== WRITTEN EXERCISE ==
Lines that hold the string "Trek" are to be counted; give only their number.

== RECORD EXTRACTS ==
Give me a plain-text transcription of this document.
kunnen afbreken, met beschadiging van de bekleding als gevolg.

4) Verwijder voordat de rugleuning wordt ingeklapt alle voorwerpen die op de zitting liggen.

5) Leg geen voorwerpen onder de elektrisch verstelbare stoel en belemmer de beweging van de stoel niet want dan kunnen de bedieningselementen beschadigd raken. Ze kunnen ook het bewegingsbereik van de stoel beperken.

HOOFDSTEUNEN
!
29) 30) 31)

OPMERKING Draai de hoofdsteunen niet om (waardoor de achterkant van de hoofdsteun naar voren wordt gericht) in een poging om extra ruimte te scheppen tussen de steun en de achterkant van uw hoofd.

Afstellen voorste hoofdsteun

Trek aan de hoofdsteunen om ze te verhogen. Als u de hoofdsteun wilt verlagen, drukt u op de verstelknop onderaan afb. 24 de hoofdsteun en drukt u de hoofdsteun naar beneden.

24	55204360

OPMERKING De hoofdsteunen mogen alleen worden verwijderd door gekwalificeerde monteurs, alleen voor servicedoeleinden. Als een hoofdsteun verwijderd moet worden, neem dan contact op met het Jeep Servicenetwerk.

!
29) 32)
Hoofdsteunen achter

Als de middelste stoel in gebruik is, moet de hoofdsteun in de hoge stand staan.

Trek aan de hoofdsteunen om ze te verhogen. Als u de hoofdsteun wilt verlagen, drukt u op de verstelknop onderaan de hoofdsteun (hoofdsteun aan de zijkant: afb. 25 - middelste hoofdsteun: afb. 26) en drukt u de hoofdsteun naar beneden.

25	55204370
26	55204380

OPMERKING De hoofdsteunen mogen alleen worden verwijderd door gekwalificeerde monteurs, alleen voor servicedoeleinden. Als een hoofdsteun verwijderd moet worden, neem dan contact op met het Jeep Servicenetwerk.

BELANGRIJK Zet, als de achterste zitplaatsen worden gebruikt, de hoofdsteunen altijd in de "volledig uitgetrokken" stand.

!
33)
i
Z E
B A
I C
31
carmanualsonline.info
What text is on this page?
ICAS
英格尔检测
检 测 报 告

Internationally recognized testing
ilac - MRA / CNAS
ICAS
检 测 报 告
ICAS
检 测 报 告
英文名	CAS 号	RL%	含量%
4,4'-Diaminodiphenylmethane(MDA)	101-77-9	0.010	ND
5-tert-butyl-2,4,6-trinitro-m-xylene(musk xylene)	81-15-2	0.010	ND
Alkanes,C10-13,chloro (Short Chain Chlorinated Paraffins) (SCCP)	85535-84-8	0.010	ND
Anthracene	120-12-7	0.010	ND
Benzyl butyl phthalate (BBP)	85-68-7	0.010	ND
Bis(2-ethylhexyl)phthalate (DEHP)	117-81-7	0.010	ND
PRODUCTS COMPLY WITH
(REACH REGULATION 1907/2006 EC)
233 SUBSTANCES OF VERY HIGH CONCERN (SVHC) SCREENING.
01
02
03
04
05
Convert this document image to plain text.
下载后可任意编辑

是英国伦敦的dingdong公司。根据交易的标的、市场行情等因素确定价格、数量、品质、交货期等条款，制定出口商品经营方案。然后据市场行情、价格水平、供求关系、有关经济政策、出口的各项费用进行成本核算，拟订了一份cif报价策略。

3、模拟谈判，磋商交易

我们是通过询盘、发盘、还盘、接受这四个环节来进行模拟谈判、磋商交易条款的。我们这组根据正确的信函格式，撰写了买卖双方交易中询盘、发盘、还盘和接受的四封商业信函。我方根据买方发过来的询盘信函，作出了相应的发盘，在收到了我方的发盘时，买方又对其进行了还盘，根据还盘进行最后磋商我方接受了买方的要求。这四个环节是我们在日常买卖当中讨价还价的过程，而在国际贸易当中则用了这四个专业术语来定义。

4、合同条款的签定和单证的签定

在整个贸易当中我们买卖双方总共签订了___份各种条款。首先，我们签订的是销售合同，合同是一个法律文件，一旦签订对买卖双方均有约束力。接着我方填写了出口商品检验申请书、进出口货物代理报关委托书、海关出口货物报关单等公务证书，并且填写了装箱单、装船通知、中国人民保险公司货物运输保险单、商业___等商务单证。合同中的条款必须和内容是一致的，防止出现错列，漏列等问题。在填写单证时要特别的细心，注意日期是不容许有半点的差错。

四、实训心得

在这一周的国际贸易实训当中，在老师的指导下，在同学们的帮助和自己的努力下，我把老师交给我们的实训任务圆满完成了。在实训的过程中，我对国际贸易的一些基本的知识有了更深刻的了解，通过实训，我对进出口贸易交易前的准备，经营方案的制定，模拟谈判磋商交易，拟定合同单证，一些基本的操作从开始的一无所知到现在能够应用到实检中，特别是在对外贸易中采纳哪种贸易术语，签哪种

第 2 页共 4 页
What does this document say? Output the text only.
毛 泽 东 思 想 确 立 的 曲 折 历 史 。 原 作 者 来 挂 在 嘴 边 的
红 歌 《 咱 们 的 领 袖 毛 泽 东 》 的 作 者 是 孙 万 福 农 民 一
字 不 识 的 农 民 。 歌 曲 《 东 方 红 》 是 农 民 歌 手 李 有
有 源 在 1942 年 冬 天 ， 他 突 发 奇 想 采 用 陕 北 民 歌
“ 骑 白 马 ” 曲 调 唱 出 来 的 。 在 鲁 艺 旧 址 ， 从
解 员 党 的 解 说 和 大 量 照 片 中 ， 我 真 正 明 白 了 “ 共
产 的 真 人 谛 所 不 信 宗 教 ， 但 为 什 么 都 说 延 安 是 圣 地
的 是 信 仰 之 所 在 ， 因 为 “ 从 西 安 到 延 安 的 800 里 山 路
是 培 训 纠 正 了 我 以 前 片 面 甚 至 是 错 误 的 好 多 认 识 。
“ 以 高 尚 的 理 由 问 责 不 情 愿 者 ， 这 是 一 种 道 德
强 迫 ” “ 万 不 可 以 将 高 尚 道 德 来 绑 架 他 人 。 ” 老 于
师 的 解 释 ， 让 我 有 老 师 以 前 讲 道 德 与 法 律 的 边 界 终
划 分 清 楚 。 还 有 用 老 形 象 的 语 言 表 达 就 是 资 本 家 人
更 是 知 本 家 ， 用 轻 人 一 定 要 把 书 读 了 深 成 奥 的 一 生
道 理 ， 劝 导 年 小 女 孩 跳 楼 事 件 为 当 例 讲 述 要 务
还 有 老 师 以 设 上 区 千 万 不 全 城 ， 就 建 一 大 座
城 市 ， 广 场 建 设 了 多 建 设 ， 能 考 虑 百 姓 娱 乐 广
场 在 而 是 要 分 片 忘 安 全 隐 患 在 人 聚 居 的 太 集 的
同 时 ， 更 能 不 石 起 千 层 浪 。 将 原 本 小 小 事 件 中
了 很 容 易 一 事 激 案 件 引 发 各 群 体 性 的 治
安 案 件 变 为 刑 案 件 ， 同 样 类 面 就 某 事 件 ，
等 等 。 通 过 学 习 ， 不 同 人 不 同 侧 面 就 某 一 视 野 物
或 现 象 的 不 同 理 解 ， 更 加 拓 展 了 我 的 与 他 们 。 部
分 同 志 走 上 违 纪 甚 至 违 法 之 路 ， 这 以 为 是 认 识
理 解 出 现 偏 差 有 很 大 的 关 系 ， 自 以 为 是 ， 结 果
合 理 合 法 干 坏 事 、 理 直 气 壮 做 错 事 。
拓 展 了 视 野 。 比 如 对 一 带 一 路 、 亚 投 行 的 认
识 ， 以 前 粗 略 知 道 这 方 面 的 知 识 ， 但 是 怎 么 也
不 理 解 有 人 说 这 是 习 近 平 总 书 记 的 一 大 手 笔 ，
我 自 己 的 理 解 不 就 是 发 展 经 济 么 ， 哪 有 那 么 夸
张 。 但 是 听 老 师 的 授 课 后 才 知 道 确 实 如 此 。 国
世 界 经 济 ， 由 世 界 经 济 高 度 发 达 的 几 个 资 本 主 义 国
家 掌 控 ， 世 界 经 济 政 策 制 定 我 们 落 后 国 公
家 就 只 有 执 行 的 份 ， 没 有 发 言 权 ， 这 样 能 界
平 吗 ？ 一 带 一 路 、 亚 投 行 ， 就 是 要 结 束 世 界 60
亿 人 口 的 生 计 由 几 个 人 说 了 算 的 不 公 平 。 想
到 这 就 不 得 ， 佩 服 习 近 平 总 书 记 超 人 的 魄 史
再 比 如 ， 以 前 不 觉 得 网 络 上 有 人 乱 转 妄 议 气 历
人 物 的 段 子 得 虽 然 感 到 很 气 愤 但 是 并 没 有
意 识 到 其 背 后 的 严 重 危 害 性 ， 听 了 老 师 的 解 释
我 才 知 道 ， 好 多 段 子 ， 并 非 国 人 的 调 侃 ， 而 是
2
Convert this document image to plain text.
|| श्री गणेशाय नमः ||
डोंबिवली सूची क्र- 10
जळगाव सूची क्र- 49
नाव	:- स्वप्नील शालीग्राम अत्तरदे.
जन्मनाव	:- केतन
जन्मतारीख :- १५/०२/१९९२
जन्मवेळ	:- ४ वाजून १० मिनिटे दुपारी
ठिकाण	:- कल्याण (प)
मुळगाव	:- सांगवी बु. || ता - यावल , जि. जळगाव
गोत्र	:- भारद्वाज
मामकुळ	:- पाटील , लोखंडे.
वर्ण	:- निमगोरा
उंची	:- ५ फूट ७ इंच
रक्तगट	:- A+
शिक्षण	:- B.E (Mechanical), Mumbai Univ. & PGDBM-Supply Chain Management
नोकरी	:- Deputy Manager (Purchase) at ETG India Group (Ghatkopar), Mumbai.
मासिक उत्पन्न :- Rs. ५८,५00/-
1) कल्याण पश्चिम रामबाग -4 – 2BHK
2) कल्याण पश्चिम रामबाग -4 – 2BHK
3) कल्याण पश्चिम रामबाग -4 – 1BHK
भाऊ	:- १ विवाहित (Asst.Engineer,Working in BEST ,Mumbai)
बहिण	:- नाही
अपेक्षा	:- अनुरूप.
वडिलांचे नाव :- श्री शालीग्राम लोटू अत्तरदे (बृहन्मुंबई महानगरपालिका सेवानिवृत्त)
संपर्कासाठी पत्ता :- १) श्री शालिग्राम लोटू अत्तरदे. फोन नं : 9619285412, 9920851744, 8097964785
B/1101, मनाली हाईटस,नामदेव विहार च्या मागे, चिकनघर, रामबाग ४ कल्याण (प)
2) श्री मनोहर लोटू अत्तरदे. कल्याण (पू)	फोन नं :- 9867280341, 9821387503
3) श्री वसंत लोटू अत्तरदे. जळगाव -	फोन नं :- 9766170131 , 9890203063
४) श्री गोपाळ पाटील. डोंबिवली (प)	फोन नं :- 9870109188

== RESULT BELOW ==
2